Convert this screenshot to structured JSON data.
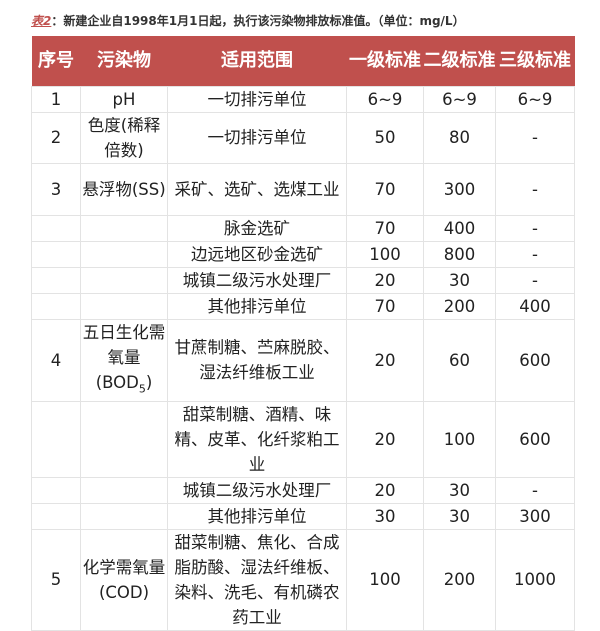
{
  "caption": {
    "tag": "表2",
    "text": "：新建企业自1998年1月1日起，执行该污染物排放标准值。（单位：mg/L）"
  },
  "colors": {
    "header_bg": "#c0504d",
    "header_text": "#ffffff",
    "tag": "#c0504d"
  },
  "headers": [
    "序号",
    "污染物",
    "适用范围",
    "一级标准",
    "二级标准",
    "三级标准"
  ],
  "rows": [
    {
      "no": "1",
      "pollutant": "pH",
      "scope": "一切排污单位",
      "l1": "6~9",
      "l2": "6~9",
      "l3": "6~9"
    },
    {
      "no": "2",
      "pollutant": "色度(稀释倍数)",
      "scope": "一切排污单位",
      "l1": "50",
      "l2": "80",
      "l3": "-"
    },
    {
      "no": "3",
      "pollutant": "悬浮物(SS)",
      "scope": "采矿、选矿、选煤工业",
      "l1": "70",
      "l2": "300",
      "l3": "-"
    },
    {
      "no": "",
      "pollutant": "",
      "scope": "脉金选矿",
      "l1": "70",
      "l2": "400",
      "l3": "-"
    },
    {
      "no": "",
      "pollutant": "",
      "scope": "边远地区砂金选矿",
      "l1": "100",
      "l2": "800",
      "l3": "-"
    },
    {
      "no": "",
      "pollutant": "",
      "scope": "城镇二级污水处理厂",
      "l1": "20",
      "l2": "30",
      "l3": "-"
    },
    {
      "no": "",
      "pollutant": "",
      "scope": "其他排污单位",
      "l1": "70",
      "l2": "200",
      "l3": "400"
    },
    {
      "no": "4",
      "pollutant": "五日生化需氧量(BOD",
      "pollutant_sub": "5",
      "pollutant_end": ")",
      "scope": "甘蔗制糖、苎麻脱胶、湿法纤维板工业",
      "l1": "20",
      "l2": "60",
      "l3": "600"
    },
    {
      "no": "",
      "pollutant": "",
      "scope": "甜菜制糖、酒精、味精、皮革、化纤浆粕工业",
      "l1": "20",
      "l2": "100",
      "l3": "600"
    },
    {
      "no": "",
      "pollutant": "",
      "scope": "城镇二级污水处理厂",
      "l1": "20",
      "l2": "30",
      "l3": "-"
    },
    {
      "no": "",
      "pollutant": "",
      "scope": "其他排污单位",
      "l1": "30",
      "l2": "30",
      "l3": "300"
    },
    {
      "no": "5",
      "pollutant": "化学需氧量(COD)",
      "scope": "甜菜制糖、焦化、合成脂肪酸、湿法纤维板、染料、洗毛、有机磷农药工业",
      "l1": "100",
      "l2": "200",
      "l3": "1000"
    }
  ]
}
== == ==
• Given exercise:
Return the whole listing, word for word, and leave out every picture.

• Task result:
Convert this screenshot to structured JSON data.
{
  "caption": {
    "tag": "表2",
    "text": "：新建企业自1998年1月1日起，执行该污染物排放标准值。（单位：mg/L）"
  },
  "colors": {
    "header_bg": "#c0504d",
    "header_text": "#ffffff",
    "tag": "#c0504d"
  },
  "headers": [
    "序号",
    "污染物",
    "适用范围",
    "一级标准",
    "二级标准",
    "三级标准"
  ],
  "rows": [
    {
      "no": "1",
      "pollutant": "pH",
      "scope": "一切排污单位",
      "l1": "6~9",
      "l2": "6~9",
      "l3": "6~9"
    },
    {
      "no": "2",
      "pollutant": "色度(稀释倍数)",
      "scope": "一切排污单位",
      "l1": "50",
      "l2": "80",
      "l3": "-"
    },
    {
      "no": "3",
      "pollutant": "悬浮物(SS)",
      "scope": "采矿、选矿、选煤工业",
      "l1": "70",
      "l2": "300",
      "l3": "-"
    },
    {
      "no": "",
      "pollutant": "",
      "scope": "脉金选矿",
      "l1": "70",
      "l2": "400",
      "l3": "-"
    },
    {
      "no": "",
      "pollutant": "",
      "scope": "边远地区砂金选矿",
      "l1": "100",
      "l2": "800",
      "l3": "-"
    },
    {
      "no": "",
      "pollutant": "",
      "scope": "城镇二级污水处理厂",
      "l1": "20",
      "l2": "30",
      "l3": "-"
    },
    {
      "no": "",
      "pollutant": "",
      "scope": "其他排污单位",
      "l1": "70",
      "l2": "200",
      "l3": "400"
    },
    {
      "no": "4",
      "pollutant": "五日生化需氧量(BOD",
      "pollutant_sub": "5",
      "pollutant_end": ")",
      "scope": "甘蔗制糖、苎麻脱胶、湿法纤维板工业",
      "l1": "20",
      "l2": "60",
      "l3": "600"
    },
    {
      "no": "",
      "pollutant": "",
      "scope": "甜菜制糖、酒精、味精、皮革、化纤浆粕工业",
      "l1": "20",
      "l2": "100",
      "l3": "600"
    },
    {
      "no": "",
      "pollutant": "",
      "scope": "城镇二级污水处理厂",
      "l1": "20",
      "l2": "30",
      "l3": "-"
    },
    {
      "no": "",
      "pollutant": "",
      "scope": "其他排污单位",
      "l1": "30",
      "l2": "30",
      "l3": "300"
    },
    {
      "no": "5",
      "pollutant": "化学需氧量(COD)",
      "scope": "甜菜制糖、焦化、合成脂肪酸、湿法纤维板、染料、洗毛、有机磷农药工业",
      "l1": "100",
      "l2": "200",
      "l3": "1000"
    }
  ]
}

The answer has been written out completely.